» SELECTED PASSAGE:
[Start of section]

Lesson 1 - Exceptions in C# .NET
In this course, we're going to focus on working with files. However, before we can begin to read and write files, we'll have to talk about handling error states, which will occur a lot when working with files.
Errors will often occur in our programs. I'm not referring to errors caused due to poorly written code, we can avoid such errors pretty well. I'm mainly referring to errors caused by input/output operations, often referred to as I/O. The most common culprits for these sort of errors are user input from the console, files in general, output to a file, output to a printer, and so on. In all of these cases, there is a user who can enter invalid input or nonexistent/invalid files, unplug the printer, and so on. However, we won't let them crash our programs due to errors. Instead, we'll sanitize all of the vulnerable places in the program and inform the user about the situation.

[End of section]

» INPUT DATA:
[Start of section]

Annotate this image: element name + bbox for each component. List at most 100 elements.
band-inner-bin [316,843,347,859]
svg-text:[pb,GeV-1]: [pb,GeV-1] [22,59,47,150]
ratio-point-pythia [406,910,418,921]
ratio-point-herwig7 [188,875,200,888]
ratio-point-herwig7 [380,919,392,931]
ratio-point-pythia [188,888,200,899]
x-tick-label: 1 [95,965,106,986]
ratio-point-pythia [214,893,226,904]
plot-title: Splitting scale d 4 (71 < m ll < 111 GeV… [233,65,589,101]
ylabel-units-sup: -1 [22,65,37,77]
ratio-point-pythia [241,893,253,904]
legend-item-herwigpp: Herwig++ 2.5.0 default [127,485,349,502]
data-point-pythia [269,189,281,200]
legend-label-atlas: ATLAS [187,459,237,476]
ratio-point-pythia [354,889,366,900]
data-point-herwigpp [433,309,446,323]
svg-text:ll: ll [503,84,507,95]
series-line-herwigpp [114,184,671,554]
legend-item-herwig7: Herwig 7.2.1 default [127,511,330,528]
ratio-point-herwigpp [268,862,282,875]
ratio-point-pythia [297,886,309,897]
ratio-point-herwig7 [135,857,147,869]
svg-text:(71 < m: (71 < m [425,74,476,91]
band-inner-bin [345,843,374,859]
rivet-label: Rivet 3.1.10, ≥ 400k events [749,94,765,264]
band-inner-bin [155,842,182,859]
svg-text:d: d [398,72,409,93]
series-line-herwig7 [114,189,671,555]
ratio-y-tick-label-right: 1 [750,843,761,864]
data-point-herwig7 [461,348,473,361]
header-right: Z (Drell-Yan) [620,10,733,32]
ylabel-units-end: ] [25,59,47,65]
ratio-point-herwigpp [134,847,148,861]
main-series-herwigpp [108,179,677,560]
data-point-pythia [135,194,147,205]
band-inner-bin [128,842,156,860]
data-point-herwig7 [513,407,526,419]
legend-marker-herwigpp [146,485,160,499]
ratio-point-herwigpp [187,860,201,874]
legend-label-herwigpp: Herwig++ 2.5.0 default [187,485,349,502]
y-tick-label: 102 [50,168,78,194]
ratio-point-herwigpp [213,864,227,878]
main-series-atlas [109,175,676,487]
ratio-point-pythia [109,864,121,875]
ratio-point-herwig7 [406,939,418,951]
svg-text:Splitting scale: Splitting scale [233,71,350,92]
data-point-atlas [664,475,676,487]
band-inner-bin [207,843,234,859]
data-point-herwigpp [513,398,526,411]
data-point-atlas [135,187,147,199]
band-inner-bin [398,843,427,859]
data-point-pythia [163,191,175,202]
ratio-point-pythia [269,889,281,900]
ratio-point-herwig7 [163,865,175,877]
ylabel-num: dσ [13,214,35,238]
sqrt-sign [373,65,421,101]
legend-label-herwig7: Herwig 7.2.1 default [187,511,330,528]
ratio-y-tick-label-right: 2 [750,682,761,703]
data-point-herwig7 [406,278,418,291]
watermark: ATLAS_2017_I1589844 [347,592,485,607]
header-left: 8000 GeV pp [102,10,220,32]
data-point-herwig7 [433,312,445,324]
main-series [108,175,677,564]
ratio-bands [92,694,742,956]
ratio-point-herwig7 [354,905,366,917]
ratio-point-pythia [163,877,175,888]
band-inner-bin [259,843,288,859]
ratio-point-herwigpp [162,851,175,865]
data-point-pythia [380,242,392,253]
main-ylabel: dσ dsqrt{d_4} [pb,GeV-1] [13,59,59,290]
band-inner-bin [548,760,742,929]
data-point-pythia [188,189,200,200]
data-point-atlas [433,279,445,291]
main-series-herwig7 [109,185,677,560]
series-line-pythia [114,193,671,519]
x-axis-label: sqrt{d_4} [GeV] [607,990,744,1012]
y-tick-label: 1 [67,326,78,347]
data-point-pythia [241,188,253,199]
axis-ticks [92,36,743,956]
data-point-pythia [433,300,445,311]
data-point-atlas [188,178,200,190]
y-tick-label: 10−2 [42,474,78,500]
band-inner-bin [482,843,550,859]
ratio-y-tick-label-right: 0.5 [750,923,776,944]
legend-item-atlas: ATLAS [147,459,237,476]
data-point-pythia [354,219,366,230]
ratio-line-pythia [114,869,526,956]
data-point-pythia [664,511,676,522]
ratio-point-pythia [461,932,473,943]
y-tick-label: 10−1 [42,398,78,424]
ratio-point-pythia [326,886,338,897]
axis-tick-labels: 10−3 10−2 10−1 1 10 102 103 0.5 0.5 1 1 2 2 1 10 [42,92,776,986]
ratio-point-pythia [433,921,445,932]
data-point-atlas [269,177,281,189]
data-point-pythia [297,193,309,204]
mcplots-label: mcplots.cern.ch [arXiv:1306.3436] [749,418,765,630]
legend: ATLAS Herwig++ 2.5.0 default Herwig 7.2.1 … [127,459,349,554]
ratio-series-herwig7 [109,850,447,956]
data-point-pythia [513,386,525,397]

[End of section]

Output the passage of the lesson on exceptions in C# .NET exactly, starting with "Lesson 1 - Exceptions" and going on through "when working with files.".

Lesson 1 - Exceptions in C# .NET
In this course, we're going to focus on working with files. However, before we can begin to read and write files, we'll have to talk about handling error states, which will occur a lot when working with files.